At the downstream of Cebu’s Cotcot River, the Department of Public Works and Highways (DPWH) Cebu 5th District Engineering Office (DEO) initiated a multimillion-peso flood control project intended to protect residents in Sitio Sulima, Barangay Cotcot, Liloan during severe flooding scenarios.
It didn’t during 2025’s Typhoon Tino (Kalmaegi) onslaught.
The said project was initiated on February 16, 2024, and was completed on December 26, 2024. For a total contract cost of P96.4 million, the DPWH Cebu 5th DEO built an embankment, set up a sidewalk, and installed solar-powered street lights.
This project was awarded to St. Matthew Gen. Contractor & Development Corp. and MC Geometric Proportions Inc. St. Matthew is owned by the Discayas — among the country’s most notorious government contractors, who are now facing malversation cases.
Curlee Discaya is facing a malversation case for his involvement in the anomalous release of P53.9 million for a flood control project in Calumpit, Bulacan. Sarah Discaya was also named in the complaint but is currently facing a separate malversation case stemming from a P96-million ghost project in Davao Occidental.
Based on the contract awarded to them, the job was simple: build an embankment with a pathway on the side and put up street lights so residents can see where they’re going at night.
Where did it falter? It ignored a very simple design that engineering experts commissioned by the DPWH, supported by the Japan International Cooperation Agency (JICA) in 2017, had made to improve the area’s drainage — a diversion channel, specifically in Sitio Sulima.
The absence of the diversion channel manifested in an overflow of the embankment during Typhoon Tino, as debris piled up at the singular water path, unable to find alternative exit points.

**JOB A**. Write the listing from its start through the line that contains "dot-leader bbox=[282, 174, 822, 175]" as a JSON list of strings, one string per line, leaving out blank lines.

**EXTRACTED MATERIAL**.
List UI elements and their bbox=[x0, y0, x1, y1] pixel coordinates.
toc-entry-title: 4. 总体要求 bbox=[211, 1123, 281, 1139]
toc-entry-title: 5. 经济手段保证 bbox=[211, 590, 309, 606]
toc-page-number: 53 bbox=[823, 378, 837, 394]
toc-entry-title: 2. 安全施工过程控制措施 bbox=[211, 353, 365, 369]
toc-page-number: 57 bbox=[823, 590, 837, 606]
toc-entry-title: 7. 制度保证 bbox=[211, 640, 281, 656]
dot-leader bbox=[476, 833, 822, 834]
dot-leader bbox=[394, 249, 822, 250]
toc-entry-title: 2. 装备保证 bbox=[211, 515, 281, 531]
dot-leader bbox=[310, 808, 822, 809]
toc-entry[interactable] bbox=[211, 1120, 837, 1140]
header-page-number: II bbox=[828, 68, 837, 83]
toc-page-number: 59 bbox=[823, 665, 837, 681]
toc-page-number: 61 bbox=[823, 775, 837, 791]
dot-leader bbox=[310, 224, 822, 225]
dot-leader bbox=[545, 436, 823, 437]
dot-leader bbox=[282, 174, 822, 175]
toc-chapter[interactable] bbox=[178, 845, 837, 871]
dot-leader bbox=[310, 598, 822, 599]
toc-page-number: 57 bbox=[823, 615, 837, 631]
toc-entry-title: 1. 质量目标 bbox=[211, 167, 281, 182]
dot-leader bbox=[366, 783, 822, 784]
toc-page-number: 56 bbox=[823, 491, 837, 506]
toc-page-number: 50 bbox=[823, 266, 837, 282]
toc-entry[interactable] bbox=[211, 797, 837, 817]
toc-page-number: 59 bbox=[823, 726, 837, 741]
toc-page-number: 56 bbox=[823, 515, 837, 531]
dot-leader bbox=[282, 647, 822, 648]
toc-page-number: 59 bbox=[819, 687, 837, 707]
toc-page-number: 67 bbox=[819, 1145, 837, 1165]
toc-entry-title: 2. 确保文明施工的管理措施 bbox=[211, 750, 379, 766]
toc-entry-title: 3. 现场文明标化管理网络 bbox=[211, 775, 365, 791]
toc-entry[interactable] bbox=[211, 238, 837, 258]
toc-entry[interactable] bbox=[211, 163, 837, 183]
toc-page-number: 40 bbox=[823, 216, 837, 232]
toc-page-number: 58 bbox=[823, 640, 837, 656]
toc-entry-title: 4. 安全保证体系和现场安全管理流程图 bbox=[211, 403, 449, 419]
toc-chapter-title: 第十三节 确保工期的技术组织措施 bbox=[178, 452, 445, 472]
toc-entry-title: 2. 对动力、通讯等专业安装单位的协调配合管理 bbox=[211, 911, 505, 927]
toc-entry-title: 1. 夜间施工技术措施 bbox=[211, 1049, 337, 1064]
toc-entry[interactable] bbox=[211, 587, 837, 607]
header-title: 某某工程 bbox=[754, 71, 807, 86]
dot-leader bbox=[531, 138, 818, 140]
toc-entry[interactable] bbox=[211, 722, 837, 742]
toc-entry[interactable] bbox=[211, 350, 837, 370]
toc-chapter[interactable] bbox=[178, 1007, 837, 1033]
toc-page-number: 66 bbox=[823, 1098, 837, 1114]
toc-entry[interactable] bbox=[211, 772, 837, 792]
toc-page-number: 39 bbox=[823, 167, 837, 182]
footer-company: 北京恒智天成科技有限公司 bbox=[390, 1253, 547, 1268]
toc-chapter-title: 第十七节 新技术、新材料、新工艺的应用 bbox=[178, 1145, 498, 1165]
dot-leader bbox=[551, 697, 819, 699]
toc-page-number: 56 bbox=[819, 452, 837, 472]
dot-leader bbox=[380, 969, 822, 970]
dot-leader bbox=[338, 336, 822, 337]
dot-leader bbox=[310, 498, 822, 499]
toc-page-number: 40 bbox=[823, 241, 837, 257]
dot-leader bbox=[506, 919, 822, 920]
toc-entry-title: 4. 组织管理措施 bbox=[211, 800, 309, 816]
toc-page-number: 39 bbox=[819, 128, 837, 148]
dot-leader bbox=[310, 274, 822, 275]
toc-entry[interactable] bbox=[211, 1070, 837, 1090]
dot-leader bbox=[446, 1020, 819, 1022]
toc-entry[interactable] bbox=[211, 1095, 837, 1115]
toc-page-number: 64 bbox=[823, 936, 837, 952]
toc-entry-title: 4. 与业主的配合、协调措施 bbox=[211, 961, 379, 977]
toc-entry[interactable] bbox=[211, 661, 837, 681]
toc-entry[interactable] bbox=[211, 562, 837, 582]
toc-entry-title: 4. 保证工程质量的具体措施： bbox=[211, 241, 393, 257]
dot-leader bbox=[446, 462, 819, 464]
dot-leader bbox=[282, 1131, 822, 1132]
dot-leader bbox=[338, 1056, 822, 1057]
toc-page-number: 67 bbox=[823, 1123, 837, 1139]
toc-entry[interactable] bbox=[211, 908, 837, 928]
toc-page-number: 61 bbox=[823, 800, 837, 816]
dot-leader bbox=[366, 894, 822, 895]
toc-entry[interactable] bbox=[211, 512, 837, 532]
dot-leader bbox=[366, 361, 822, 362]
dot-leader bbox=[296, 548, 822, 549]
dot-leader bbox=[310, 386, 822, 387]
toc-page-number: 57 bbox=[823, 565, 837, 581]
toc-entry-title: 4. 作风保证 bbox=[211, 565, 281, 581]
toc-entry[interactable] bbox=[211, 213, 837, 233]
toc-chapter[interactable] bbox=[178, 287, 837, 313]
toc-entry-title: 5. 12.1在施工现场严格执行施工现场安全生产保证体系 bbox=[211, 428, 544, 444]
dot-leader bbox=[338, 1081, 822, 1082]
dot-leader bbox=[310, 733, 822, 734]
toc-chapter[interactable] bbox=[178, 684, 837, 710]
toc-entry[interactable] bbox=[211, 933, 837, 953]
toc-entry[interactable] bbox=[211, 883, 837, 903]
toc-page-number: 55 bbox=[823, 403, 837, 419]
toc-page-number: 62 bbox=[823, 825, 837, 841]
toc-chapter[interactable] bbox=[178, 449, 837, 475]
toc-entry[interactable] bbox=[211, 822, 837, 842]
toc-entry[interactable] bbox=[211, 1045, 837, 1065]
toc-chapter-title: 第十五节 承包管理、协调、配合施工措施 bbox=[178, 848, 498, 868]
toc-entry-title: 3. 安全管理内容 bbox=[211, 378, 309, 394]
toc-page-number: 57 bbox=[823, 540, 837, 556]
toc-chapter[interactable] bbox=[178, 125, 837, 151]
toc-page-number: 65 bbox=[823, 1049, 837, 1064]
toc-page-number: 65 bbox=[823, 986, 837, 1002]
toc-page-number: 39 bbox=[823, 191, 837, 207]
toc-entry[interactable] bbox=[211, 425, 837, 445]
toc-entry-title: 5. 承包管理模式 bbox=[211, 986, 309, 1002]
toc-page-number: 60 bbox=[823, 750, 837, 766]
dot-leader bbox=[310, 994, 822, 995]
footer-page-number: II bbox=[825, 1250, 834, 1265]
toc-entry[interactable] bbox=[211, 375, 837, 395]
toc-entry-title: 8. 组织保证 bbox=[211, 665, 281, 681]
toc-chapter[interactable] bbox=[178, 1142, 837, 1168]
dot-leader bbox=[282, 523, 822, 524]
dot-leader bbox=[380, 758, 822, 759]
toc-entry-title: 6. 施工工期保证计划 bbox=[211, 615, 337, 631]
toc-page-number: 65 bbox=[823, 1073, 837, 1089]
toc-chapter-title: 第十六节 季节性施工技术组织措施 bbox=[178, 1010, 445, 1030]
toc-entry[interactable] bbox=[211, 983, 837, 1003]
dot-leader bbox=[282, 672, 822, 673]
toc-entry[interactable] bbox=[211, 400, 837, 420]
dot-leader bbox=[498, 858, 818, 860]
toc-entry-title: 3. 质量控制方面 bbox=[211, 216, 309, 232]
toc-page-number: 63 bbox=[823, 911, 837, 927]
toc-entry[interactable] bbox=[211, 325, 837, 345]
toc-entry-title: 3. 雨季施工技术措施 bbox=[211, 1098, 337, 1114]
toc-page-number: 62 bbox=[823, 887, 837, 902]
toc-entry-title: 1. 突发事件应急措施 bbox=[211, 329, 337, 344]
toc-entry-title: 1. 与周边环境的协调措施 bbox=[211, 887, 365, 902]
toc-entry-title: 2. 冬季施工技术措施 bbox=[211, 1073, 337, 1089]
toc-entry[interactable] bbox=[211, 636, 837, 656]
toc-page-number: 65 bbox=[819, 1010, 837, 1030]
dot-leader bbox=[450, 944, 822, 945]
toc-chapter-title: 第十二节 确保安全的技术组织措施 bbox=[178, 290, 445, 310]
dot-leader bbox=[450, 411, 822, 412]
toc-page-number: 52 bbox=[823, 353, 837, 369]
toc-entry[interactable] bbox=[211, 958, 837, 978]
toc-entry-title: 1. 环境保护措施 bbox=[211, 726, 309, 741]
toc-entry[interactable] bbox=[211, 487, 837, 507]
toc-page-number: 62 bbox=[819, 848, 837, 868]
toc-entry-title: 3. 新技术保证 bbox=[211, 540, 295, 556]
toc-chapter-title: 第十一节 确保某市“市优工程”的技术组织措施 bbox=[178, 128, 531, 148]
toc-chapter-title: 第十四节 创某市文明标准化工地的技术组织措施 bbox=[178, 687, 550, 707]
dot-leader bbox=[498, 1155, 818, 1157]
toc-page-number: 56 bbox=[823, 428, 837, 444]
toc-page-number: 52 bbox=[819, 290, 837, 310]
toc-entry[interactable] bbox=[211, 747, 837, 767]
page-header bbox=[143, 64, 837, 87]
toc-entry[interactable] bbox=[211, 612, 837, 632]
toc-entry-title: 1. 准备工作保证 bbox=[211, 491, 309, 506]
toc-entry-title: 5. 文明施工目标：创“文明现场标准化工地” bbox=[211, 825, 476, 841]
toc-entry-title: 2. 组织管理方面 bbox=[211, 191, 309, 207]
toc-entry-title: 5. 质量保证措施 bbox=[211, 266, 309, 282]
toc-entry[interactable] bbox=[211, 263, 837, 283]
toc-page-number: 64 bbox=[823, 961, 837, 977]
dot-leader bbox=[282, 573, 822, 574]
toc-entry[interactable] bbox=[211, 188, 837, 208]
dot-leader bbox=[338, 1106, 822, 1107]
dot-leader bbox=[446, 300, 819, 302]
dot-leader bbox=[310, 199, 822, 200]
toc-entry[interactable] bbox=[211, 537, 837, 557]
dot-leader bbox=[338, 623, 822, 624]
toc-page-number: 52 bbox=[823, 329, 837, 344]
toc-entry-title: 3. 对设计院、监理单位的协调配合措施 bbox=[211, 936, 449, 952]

**JOB B**. According to the flood control article, on what date was the Cotcot River project completed?

**FULL ANSWER A**.
[
  "List UI elements and their bbox=[x0, y0, x1, y1] pixel coordinates.",
  "toc-entry-title: 4. 总体要求 bbox=[211, 1123, 281, 1139]",
  "toc-entry-title: 5. 经济手段保证 bbox=[211, 590, 309, 606]",
  "toc-page-number: 53 bbox=[823, 378, 837, 394]",
  "toc-entry-title: 2. 安全施工过程控制措施 bbox=[211, 353, 365, 369]",
  "toc-page-number: 57 bbox=[823, 590, 837, 606]",
  "toc-entry-title: 7. 制度保证 bbox=[211, 640, 281, 656]",
  "dot-leader bbox=[476, 833, 822, 834]",
  "dot-leader bbox=[394, 249, 822, 250]",
  "toc-entry-title: 2. 装备保证 bbox=[211, 515, 281, 531]",
  "dot-leader bbox=[310, 808, 822, 809]",
  "toc-entry[interactable] bbox=[211, 1120, 837, 1140]",
  "header-page-number: II bbox=[828, 68, 837, 83]",
  "toc-page-number: 59 bbox=[823, 665, 837, 681]",
  "toc-page-number: 61 bbox=[823, 775, 837, 791]",
  "dot-leader bbox=[310, 224, 822, 225]",
  "dot-leader bbox=[545, 436, 823, 437]",
  "dot-leader bbox=[282, 174, 822, 175]"
]

**FULL ANSWER B**. December 26, 2024